_REQUEST:_ Provide an exact reproduction of every entry.

Stored data entries:
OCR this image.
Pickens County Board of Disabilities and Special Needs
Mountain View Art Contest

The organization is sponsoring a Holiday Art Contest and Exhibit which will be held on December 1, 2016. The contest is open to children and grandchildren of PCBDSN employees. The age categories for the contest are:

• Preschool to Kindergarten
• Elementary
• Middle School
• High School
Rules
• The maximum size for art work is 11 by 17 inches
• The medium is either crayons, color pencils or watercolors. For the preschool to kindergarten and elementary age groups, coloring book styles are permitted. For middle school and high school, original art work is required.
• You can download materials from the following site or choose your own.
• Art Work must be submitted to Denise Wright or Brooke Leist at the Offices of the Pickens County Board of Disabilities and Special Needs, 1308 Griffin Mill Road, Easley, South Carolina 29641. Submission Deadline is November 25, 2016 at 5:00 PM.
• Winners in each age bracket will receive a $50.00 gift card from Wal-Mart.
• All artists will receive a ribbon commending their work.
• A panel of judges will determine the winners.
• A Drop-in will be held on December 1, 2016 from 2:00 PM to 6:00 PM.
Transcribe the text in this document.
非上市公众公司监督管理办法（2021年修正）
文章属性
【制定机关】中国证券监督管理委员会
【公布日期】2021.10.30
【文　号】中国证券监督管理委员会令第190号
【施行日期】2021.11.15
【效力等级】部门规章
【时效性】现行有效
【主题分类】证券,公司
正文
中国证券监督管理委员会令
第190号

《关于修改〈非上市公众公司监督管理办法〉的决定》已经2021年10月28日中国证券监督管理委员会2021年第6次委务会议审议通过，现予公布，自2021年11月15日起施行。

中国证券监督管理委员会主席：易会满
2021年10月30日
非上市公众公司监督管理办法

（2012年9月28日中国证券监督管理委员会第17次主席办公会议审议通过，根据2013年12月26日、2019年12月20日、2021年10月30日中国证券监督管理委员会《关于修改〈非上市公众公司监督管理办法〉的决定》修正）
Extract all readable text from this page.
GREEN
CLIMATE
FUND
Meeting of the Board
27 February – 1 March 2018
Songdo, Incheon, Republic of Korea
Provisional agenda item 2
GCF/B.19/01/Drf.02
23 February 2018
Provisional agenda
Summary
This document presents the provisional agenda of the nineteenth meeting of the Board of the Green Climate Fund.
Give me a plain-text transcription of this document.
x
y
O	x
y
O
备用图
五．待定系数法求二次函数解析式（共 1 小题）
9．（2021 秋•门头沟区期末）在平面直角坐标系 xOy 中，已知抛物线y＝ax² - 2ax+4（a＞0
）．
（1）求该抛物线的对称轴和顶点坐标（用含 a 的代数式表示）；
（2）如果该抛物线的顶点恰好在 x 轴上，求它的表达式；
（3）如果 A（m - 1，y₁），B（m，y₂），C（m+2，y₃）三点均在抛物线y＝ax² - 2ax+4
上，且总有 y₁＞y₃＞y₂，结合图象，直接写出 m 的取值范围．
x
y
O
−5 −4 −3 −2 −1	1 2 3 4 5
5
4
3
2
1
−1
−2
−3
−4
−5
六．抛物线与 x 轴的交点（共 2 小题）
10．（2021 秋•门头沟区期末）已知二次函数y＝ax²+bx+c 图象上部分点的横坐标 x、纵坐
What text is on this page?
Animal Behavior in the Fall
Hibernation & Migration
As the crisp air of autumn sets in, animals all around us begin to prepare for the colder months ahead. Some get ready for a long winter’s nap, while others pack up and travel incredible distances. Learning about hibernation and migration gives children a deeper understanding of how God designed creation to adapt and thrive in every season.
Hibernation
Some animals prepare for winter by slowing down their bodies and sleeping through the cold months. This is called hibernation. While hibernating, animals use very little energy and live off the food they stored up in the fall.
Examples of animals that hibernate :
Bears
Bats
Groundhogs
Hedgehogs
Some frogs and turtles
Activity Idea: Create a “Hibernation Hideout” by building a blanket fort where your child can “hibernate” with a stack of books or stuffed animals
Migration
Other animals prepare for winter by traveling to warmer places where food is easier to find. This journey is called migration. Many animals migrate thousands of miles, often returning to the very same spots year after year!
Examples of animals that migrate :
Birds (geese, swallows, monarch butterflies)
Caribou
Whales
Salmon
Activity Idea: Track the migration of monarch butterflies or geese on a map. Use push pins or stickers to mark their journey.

_RESULT:_
OCR this image.
Pickens County Board of Disabilities and Special Needs
Mountain View Art Contest

The organization is sponsoring a Holiday Art Contest and Exhibit which will be held on December 1, 2016. The contest is open to children and grandchildren of PCBDSN employees. The age categories for the contest are:

• Preschool to Kindergarten
• Elementary
• Middle School
• High School
Rules
• The maximum size for art work is 11 by 17 inches
• The medium is either crayons, color pencils or watercolors. For the preschool to kindergarten and elementary age groups, coloring book styles are permitted. For middle school and high school, original art work is required.
• You can download materials from the following site or choose your own.
• Art Work must be submitted to Denise Wright or Brooke Leist at the Offices of the Pickens County Board of Disabilities and Special Needs, 1308 Griffin Mill Road, Easley, South Carolina 29641. Submission Deadline is November 25, 2016 at 5:00 PM.
• Winners in each age bracket will receive a $50.00 gift card from Wal-Mart.
• All artists will receive a ribbon commending their work.
• A panel of judges will determine the winners.
• A Drop-in will be held on December 1, 2016 from 2:00 PM to 6:00 PM.
Transcribe the text in this document.
非上市公众公司监督管理办法（2021年修正）
文章属性
【制定机关】中国证券监督管理委员会
【公布日期】2021.10.30
【文　号】中国证券监督管理委员会令第190号
【施行日期】2021.11.15
【效力等级】部门规章
【时效性】现行有效
【主题分类】证券,公司
正文
中国证券监督管理委员会令
第190号

《关于修改〈非上市公众公司监督管理办法〉的决定》已经2021年10月28日中国证券监督管理委员会2021年第6次委务会议审议通过，现予公布，自2021年11月15日起施行。

中国证券监督管理委员会主席：易会满
2021年10月30日
非上市公众公司监督管理办法

（2012年9月28日中国证券监督管理委员会第17次主席办公会议审议通过，根据2013年12月26日、2019年12月20日、2021年10月30日中国证券监督管理委员会《关于修改〈非上市公众公司监督管理办法〉的决定》修正）
Extract all readable text from this page.
GREEN
CLIMATE
FUND
Meeting of the Board
27 February – 1 March 2018
Songdo, Incheon, Republic of Korea
Provisional agenda item 2
GCF/B.19/01/Drf.02
23 February 2018
Provisional agenda
Summary
This document presents the provisional agenda of the nineteenth meeting of the Board of the Green Climate Fund.
Give me a plain-text transcription of this document.
x
y
O	x
y
O
备用图
五．待定系数法求二次函数解析式（共 1 小题）
9．（2021 秋•门头沟区期末）在平面直角坐标系 xOy 中，已知抛物线y＝ax² - 2ax+4（a＞0
）．
（1）求该抛物线的对称轴和顶点坐标（用含 a 的代数式表示）；
（2）如果该抛物线的顶点恰好在 x 轴上，求它的表达式；
（3）如果 A（m - 1，y₁），B（m，y₂），C（m+2，y₃）三点均在抛物线y＝ax² - 2ax+4
上，且总有 y₁＞y₃＞y₂，结合图象，直接写出 m 的取值范围．
x
y
O
−5 −4 −3 −2 −1	1 2 3 4 5
5
4
3
2
1
−1
−2
−3
−4
−5
六．抛物线与 x 轴的交点（共 2 小题）
10．（2021 秋•门头沟区期末）已知二次函数y＝ax²+bx+c 图象上部分点的横坐标 x、纵坐
What text is on this page?
Animal Behavior in the Fall
Hibernation & Migration
As the crisp air of autumn sets in, animals all around us begin to prepare for the colder months ahead. Some get ready for a long winter’s nap, while others pack up and travel incredible distances. Learning about hibernation and migration gives children a deeper understanding of how God designed creation to adapt and thrive in every season.
Hibernation
Some animals prepare for winter by slowing down their bodies and sleeping through the cold months. This is called hibernation. While hibernating, animals use very little energy and live off the food they stored up in the fall.
Examples of animals that hibernate :
Bears
Bats
Groundhogs
Hedgehogs
Some frogs and turtles
Activity Idea: Create a “Hibernation Hideout” by building a blanket fort where your child can “hibernate” with a stack of books or stuffed animals
Migration
Other animals prepare for winter by traveling to warmer places where food is easier to find. This journey is called migration. Many animals migrate thousands of miles, often returning to the very same spots year after year!
Examples of animals that migrate :
Birds (geese, swallows, monarch butterflies)
Caribou
Whales
Salmon
Activity Idea: Track the migration of monarch butterflies or geese on a map. Use push pins or stickers to mark their journey.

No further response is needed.